- [Problem]
Spot each line in the records below where the word "using" occurs, then copy it.

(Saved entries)
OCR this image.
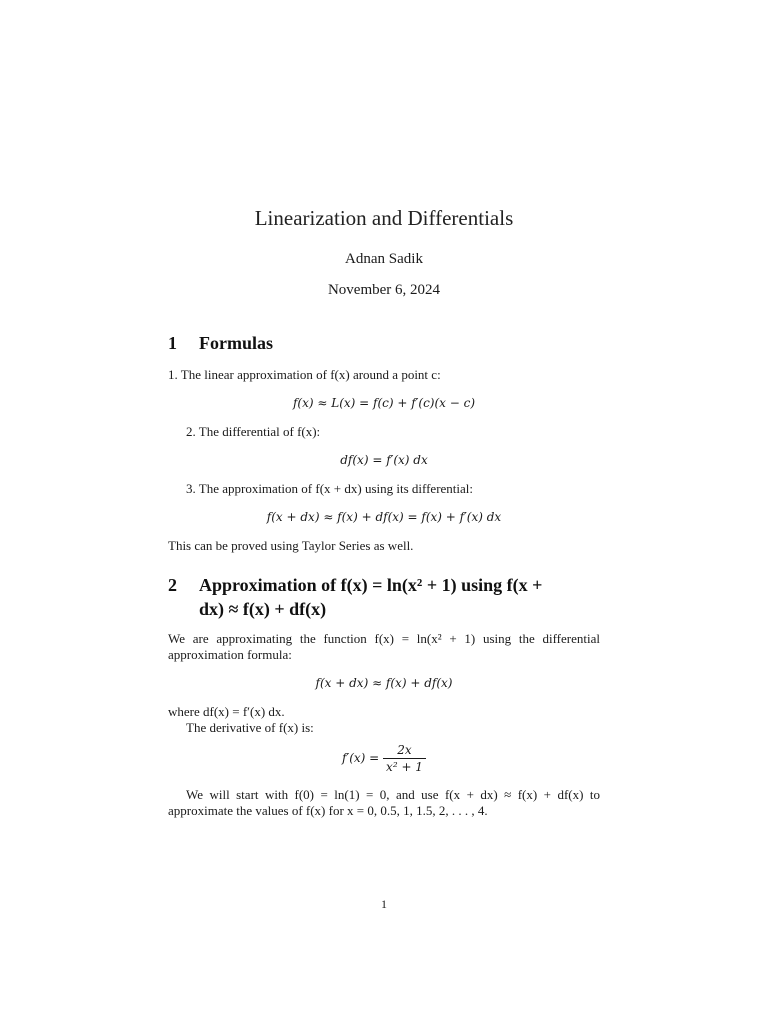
Linearization and Differentials
Adnan Sadik
November 6, 2024
1 Formulas
1. The linear approximation of f(x) around a point c:
f(x) ≈ L(x) = f(c) + f′(c)(x − c)
2. The differential of f(x):
df(x) = f′(x) dx
3. The approximation of f(x + dx) using its differential:
f(x + dx) ≈ f(x) + df(x) = f(x) + f′(x) dx
This can be proved using Taylor Series as well.
2 Approximation of f(x) = ln(x² + 1) using f(x +
dx) ≈ f(x) + df(x)
We are approximating the function f(x) = ln(x² + 1) using the differential approximation formula:
f(x + dx) ≈ f(x) + df(x)
where df(x) = f′(x) dx.
The derivative of f(x) is:
$f'(x) = \frac{2x}{\text{x² + 1}}$
We will start with f(0) = ln(1) = 0, and use f(x + dx) ≈ f(x) + df(x) to approximate the values of f(x) for x = 0, 0.5, 1, 1.5, 2, . . . , 4.
1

- [Result of this exercise]
3. The approximation of f(x + dx) using its differential:
This can be proved using Taylor Series as well.
2 Approximation of f(x) = ln(x² + 1) using f(x +
We are approximating the function f(x) = ln(x² + 1) using the differential approximation formula:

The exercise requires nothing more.